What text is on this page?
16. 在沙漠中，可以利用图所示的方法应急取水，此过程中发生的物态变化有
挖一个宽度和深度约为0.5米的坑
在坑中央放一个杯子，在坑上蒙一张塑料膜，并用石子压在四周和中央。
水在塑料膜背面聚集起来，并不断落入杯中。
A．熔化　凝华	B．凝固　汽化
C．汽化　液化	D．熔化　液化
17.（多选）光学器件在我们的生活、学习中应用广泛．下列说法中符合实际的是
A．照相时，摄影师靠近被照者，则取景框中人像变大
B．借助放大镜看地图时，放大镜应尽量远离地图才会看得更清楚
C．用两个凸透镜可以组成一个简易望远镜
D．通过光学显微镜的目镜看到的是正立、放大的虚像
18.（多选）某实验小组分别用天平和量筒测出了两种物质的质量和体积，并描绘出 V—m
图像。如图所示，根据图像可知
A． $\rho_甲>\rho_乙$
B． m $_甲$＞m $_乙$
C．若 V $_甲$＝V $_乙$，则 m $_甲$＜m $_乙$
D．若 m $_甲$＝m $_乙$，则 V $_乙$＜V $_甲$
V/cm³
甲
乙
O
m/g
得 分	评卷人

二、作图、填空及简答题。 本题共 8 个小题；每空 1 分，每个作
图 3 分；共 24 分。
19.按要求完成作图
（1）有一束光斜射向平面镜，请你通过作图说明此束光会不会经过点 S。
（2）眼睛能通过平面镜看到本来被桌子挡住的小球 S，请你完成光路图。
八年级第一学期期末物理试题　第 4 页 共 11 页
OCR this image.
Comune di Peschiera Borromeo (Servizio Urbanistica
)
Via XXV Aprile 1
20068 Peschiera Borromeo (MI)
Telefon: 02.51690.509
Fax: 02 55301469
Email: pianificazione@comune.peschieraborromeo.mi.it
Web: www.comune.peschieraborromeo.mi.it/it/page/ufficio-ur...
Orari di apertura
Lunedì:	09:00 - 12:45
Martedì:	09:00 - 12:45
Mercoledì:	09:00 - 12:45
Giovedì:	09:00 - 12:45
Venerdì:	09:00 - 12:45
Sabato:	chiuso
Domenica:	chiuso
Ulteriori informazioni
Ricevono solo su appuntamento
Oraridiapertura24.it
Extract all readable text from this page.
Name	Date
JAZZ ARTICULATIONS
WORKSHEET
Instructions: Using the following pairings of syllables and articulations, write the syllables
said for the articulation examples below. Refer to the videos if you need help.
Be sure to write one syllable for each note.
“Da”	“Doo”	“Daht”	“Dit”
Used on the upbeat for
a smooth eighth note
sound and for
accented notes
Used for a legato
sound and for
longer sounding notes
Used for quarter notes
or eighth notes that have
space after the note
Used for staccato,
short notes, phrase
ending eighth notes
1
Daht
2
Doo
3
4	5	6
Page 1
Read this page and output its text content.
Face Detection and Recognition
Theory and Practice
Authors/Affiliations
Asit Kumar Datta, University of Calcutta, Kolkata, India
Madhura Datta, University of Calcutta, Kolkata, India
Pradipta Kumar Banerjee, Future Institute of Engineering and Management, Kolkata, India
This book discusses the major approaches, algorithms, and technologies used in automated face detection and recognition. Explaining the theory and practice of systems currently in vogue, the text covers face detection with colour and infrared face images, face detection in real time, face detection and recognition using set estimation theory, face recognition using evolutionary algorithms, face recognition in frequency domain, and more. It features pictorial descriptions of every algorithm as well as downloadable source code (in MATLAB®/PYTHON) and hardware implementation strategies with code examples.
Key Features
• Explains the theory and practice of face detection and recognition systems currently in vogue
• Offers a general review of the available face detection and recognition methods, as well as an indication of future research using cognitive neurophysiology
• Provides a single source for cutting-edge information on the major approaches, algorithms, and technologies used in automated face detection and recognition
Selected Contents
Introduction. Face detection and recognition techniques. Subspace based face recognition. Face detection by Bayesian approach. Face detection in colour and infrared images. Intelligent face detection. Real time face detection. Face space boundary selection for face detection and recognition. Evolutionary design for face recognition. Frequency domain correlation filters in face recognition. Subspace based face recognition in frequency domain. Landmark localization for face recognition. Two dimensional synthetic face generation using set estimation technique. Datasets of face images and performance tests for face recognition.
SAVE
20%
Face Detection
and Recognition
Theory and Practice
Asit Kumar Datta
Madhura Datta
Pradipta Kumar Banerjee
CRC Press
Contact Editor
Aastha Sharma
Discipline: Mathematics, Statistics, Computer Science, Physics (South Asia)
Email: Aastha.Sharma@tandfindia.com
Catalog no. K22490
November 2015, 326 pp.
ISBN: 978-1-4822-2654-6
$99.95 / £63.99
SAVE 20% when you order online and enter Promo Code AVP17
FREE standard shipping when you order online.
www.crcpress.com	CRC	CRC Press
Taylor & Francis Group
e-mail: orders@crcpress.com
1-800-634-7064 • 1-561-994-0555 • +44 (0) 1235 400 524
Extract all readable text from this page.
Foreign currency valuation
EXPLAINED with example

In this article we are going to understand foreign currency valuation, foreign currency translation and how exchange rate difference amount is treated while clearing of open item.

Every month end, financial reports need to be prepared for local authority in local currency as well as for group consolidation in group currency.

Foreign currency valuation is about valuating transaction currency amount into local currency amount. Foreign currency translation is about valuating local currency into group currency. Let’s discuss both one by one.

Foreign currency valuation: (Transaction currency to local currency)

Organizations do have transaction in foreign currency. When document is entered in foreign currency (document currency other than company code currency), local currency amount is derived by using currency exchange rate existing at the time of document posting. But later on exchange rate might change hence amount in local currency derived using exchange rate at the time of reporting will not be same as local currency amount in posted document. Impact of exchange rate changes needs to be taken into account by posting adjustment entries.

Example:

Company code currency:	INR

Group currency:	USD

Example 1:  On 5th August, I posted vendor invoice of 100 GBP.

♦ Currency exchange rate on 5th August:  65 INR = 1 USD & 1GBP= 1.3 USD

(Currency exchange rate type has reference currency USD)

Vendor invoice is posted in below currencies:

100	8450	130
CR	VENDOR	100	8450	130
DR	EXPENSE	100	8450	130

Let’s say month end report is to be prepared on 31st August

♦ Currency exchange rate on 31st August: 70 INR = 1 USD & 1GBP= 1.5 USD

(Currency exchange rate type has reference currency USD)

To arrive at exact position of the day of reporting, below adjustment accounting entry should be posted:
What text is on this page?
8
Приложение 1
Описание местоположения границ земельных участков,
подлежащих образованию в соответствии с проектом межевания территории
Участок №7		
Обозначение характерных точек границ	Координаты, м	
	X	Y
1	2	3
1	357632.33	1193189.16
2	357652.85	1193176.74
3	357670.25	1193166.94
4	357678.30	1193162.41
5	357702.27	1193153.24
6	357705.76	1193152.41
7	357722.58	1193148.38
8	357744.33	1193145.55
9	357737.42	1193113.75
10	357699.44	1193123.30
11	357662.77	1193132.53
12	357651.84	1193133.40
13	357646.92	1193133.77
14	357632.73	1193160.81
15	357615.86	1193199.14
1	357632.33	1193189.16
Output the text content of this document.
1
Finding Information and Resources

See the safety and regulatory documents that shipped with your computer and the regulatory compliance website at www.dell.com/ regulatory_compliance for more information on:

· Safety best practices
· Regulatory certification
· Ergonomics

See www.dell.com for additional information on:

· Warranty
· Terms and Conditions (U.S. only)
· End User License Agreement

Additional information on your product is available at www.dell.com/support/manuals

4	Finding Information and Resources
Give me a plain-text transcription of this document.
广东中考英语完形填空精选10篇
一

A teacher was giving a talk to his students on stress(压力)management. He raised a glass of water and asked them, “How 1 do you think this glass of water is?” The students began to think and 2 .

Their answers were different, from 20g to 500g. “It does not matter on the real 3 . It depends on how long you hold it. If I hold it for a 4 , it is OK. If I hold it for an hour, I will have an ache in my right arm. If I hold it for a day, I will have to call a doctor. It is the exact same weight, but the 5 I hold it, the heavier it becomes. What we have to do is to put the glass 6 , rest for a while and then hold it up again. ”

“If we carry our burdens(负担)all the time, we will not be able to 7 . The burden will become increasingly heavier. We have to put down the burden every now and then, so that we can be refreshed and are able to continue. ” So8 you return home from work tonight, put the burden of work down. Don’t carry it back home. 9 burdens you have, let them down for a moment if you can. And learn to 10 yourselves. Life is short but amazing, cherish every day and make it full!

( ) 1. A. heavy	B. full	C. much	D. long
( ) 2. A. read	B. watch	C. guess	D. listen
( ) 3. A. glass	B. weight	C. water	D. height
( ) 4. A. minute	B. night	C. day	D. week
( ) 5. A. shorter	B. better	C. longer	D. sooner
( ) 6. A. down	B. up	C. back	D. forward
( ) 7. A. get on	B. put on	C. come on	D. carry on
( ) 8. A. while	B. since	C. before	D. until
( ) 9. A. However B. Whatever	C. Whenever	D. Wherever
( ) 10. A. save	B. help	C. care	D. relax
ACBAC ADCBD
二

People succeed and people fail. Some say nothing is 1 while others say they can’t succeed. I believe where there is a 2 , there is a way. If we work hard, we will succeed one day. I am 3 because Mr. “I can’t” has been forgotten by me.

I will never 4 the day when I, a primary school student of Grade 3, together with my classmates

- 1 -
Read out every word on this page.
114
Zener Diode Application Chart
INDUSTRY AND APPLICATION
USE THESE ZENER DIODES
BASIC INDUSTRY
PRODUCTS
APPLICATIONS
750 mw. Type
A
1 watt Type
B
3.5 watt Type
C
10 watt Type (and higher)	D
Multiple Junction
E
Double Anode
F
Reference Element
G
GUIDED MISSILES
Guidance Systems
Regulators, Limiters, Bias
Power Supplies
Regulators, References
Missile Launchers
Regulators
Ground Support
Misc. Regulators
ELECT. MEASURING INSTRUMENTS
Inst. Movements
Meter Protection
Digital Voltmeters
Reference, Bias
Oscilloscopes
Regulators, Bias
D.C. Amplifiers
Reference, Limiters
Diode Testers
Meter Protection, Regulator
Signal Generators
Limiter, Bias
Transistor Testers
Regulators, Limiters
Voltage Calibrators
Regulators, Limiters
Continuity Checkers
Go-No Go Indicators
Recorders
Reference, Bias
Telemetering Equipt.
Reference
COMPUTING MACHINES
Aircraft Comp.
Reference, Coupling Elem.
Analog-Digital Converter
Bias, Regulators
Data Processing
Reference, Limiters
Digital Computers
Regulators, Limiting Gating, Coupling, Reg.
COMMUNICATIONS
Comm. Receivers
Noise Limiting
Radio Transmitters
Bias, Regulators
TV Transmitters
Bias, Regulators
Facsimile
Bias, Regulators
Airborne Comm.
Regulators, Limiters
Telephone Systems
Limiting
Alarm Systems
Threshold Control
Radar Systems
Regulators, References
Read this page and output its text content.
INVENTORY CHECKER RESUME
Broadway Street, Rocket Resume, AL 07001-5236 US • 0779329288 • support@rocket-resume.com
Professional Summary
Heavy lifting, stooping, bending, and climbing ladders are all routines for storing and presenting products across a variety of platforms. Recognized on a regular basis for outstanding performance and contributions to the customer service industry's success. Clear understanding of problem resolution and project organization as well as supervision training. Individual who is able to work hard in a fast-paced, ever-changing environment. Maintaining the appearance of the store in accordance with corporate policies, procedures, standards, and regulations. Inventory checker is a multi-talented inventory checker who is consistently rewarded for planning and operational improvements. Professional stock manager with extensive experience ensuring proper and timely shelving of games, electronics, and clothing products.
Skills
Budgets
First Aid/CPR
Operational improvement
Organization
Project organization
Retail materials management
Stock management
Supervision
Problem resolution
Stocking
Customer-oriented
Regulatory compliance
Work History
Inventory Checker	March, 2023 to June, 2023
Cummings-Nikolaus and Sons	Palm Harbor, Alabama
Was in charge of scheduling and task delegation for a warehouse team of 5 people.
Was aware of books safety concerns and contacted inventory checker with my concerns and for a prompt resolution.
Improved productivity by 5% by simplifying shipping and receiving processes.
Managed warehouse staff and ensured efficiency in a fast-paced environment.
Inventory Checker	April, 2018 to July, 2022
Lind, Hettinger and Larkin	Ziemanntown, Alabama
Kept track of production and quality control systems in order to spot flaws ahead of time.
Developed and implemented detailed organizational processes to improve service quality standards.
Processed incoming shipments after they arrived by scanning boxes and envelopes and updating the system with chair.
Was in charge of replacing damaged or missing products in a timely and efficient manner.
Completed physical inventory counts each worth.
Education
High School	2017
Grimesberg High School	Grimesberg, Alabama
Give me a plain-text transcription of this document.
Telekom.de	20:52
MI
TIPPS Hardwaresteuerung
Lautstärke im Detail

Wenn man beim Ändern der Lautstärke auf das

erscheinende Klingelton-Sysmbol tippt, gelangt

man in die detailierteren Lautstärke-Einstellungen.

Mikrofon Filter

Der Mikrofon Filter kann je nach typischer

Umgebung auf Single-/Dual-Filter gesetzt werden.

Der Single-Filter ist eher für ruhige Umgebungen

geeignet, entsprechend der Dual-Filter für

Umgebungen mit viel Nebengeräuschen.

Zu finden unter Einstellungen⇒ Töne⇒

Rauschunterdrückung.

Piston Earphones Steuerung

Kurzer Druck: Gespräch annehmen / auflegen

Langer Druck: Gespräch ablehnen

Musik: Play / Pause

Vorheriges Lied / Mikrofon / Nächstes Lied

• **WORK INSTRUCTIONS**:
List every line above containing the word "Umgebungen".

• **OUTPUT FOR THIS TASK**:
Der Single-Filter ist eher für ruhige Umgebungen
Umgebungen mit viel Nebengeräuschen.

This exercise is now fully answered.